Leaving the pictures aside, transcribe every line below exactly.

***** SOURCE DATA *****

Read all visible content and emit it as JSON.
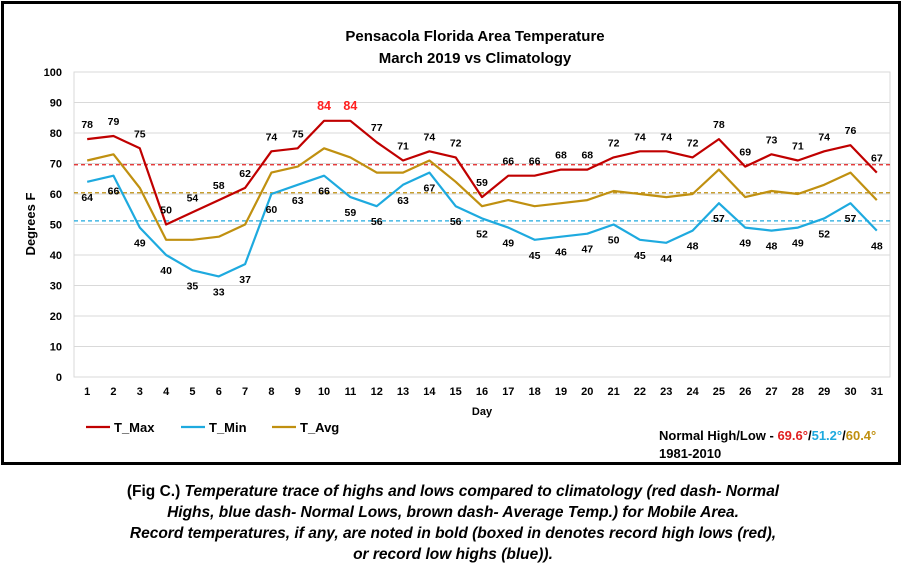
{
  "chart_data": {
    "type": "line",
    "title": "Pensacola Florida Area Temperature",
    "subtitle": "March 2019 vs Climatology",
    "xlabel": "Day",
    "ylabel": "Degrees F",
    "ylim": [
      0,
      100
    ],
    "yticks": [
      0,
      10,
      20,
      30,
      40,
      50,
      60,
      70,
      80,
      90,
      100
    ],
    "grid": true,
    "legend_position": "bottom-left",
    "x": [
      1,
      2,
      3,
      4,
      5,
      6,
      7,
      8,
      9,
      10,
      11,
      12,
      13,
      14,
      15,
      16,
      17,
      18,
      19,
      20,
      21,
      22,
      23,
      24,
      25,
      26,
      27,
      28,
      29,
      30,
      31
    ],
    "series": [
      {
        "name": "T_Max",
        "color": "#c00000",
        "values": [
          78,
          79,
          75,
          50,
          54,
          58,
          62,
          74,
          75,
          84,
          84,
          77,
          71,
          74,
          72,
          59,
          66,
          66,
          68,
          68,
          72,
          74,
          74,
          72,
          78,
          69,
          73,
          71,
          74,
          76,
          67
        ]
      },
      {
        "name": "T_Min",
        "color": "#1eaadf",
        "values": [
          64,
          66,
          49,
          40,
          35,
          33,
          37,
          60,
          63,
          66,
          59,
          56,
          63,
          67,
          56,
          52,
          49,
          45,
          46,
          47,
          50,
          45,
          44,
          48,
          57,
          49,
          48,
          49,
          52,
          57,
          48
        ]
      },
      {
        "name": "T_Avg",
        "color": "#c09010",
        "values": [
          71,
          73,
          62,
          45,
          45,
          46,
          50,
          67,
          69,
          75,
          72,
          67,
          67,
          71,
          64,
          56,
          58,
          56,
          57,
          58,
          61,
          60,
          59,
          60,
          68,
          59,
          61,
          60,
          63,
          67,
          58
        ]
      }
    ],
    "reference_lines": [
      {
        "value": 69.6,
        "color": "#e02020"
      },
      {
        "value": 60.4,
        "color": "#c09010"
      },
      {
        "value": 51.2,
        "color": "#1eaadf"
      }
    ],
    "record_highlight": {
      "days": [
        10,
        11
      ],
      "color": "#ff2020"
    }
  },
  "normals": {
    "label": "Normal High/Low - ",
    "high": "69.6°",
    "sep1": "/",
    "low": "51.2°",
    "sep2": "/",
    "avg": "60.4°",
    "period": "1981-2010"
  },
  "caption": {
    "line1_prefix": "(Fig C.) ",
    "line1_rest": "Temperature trace of highs and lows compared to climatology (red dash- Normal",
    "line2": "Highs, blue dash- Normal Lows, brown dash- Average Temp.) for Mobile Area.",
    "line3": "Record temperatures, if any, are noted in bold (boxed in denotes record high lows (red),",
    "line4": "or record low highs (blue))."
  }
}
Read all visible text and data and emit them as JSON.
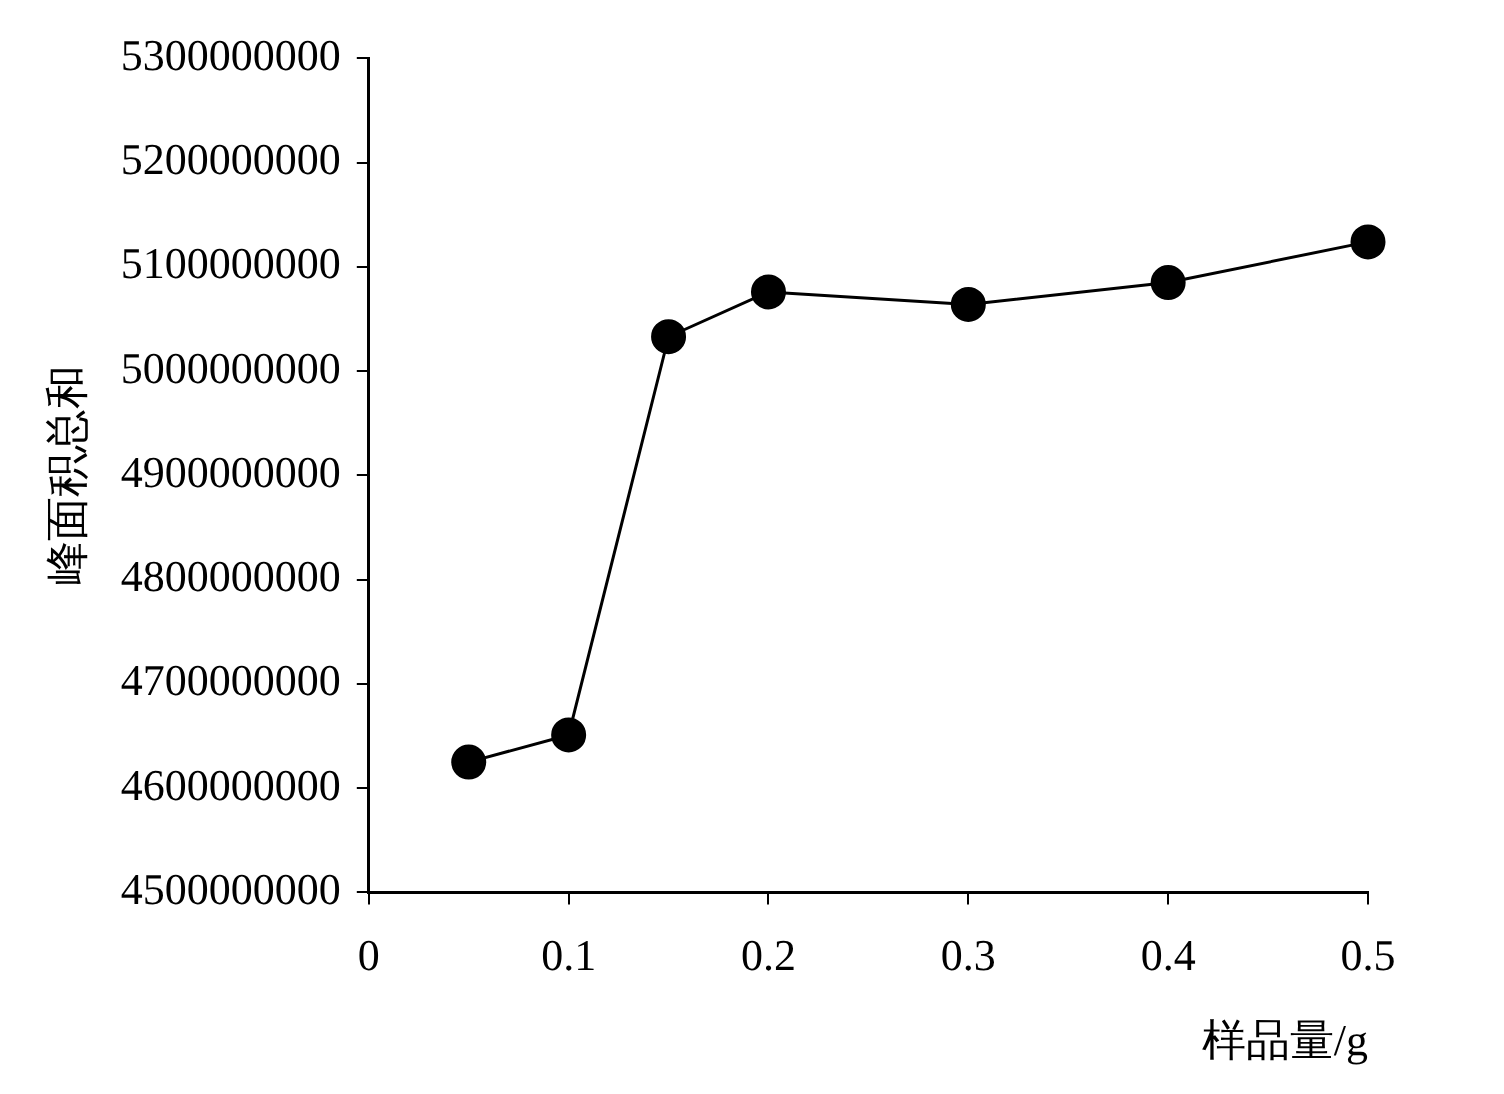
{
  "chart_data": {
    "type": "line",
    "xlabel": "样品量/g",
    "ylabel": "峰面积总和",
    "x": [
      0.05,
      0.1,
      0.15,
      0.2,
      0.3,
      0.4,
      0.5
    ],
    "series": [
      {
        "color": "#000000",
        "values": [
          4625000000,
          4651000000,
          5033000000,
          5076000000,
          5064000000,
          5085000000,
          5124000000
        ]
      }
    ],
    "xlim": [
      0,
      0.5
    ],
    "xticks": [
      0,
      0.1,
      0.2,
      0.3,
      0.4,
      0.5
    ],
    "ylim": [
      4500000000,
      5300000000
    ],
    "yticks": [
      4500000000,
      4600000000,
      4700000000,
      4800000000,
      4900000000,
      5000000000,
      5100000000,
      5200000000,
      5300000000
    ],
    "grid": false,
    "legend": false,
    "marker": "circle",
    "line_style": "solid"
  }
}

*****

__TASK ANSWER__
Read all visible content and emit it as JSON.
{
  "chart_data": {
    "type": "line",
    "title": "Pensacola Florida Area Temperature",
    "subtitle": "March 2019 vs Climatology",
    "xlabel": "Day",
    "ylabel": "Degrees F",
    "ylim": [
      0,
      100
    ],
    "yticks": [
      0,
      10,
      20,
      30,
      40,
      50,
      60,
      70,
      80,
      90,
      100
    ],
    "grid": true,
    "legend_position": "bottom-left",
    "x": [
      1,
      2,
      3,
      4,
      5,
      6,
      7,
      8,
      9,
      10,
      11,
      12,
      13,
      14,
      15,
      16,
      17,
      18,
      19,
      20,
      21,
      22,
      23,
      24,
      25,
      26,
      27,
      28,
      29,
      30,
      31
    ],
    "series": [
      {
        "name": "T_Max",
        "color": "#c00000",
        "values": [
          78,
          79,
          75,
          50,
          54,
          58,
          62,
          74,
          75,
          84,
          84,
          77,
          71,
          74,
          72,
          59,
          66,
          66,
          68,
          68,
          72,
          74,
          74,
          72,
          78,
          69,
          73,
          71,
          74,
          76,
          67
        ]
      },
      {
        "name": "T_Min",
        "color": "#1eaadf",
        "values": [
          64,
          66,
          49,
          40,
          35,
          33,
          37,
          60,
          63,
          66,
          59,
          56,
          63,
          67,
          56,
          52,
          49,
          45,
          46,
          47,
          50,
          45,
          44,
          48,
          57,
          49,
          48,
          49,
          52,
          57,
          48
        ]
      },
      {
        "name": "T_Avg",
        "color": "#c09010",
        "values": [
          71,
          73,
          62,
          45,
          45,
          46,
          50,
          67,
          69,
          75,
          72,
          67,
          67,
          71,
          64,
          56,
          58,
          56,
          57,
          58,
          61,
          60,
          59,
          60,
          68,
          59,
          61,
          60,
          63,
          67,
          58
        ]
      }
    ],
    "reference_lines": [
      {
        "value": 69.6,
        "color": "#e02020"
      },
      {
        "value": 60.4,
        "color": "#c09010"
      },
      {
        "value": 51.2,
        "color": "#1eaadf"
      }
    ],
    "record_highlight": {
      "days": [
        10,
        11
      ],
      "color": "#ff2020"
    }
  },
  "normals": {
    "label": "Normal High/Low - ",
    "high": "69.6°",
    "sep1": "/",
    "low": "51.2°",
    "sep2": "/",
    "avg": "60.4°",
    "period": "1981-2010"
  },
  "caption": {
    "line1_prefix": "(Fig C.) ",
    "line1_rest": "Temperature trace of highs and lows compared to climatology (red dash- Normal",
    "line2": "Highs, blue dash- Normal Lows, brown dash- Average Temp.) for Mobile Area.",
    "line3": "Record temperatures, if any, are noted in bold (boxed in denotes record high lows (red),",
    "line4": "or record low highs (blue))."
  }
}
Read all visible text and data and emit them as JSON.
{
  "chart_data": {
    "type": "line",
    "xlabel": "样品量/g",
    "ylabel": "峰面积总和",
    "x": [
      0.05,
      0.1,
      0.15,
      0.2,
      0.3,
      0.4,
      0.5
    ],
    "series": [
      {
        "color": "#000000",
        "values": [
          4625000000,
          4651000000,
          5033000000,
          5076000000,
          5064000000,
          5085000000,
          5124000000
        ]
      }
    ],
    "xlim": [
      0,
      0.5
    ],
    "xticks": [
      0,
      0.1,
      0.2,
      0.3,
      0.4,
      0.5
    ],
    "ylim": [
      4500000000,
      5300000000
    ],
    "yticks": [
      4500000000,
      4600000000,
      4700000000,
      4800000000,
      4900000000,
      5000000000,
      5100000000,
      5200000000,
      5300000000
    ],
    "grid": false,
    "legend": false,
    "marker": "circle",
    "line_style": "solid"
  }
}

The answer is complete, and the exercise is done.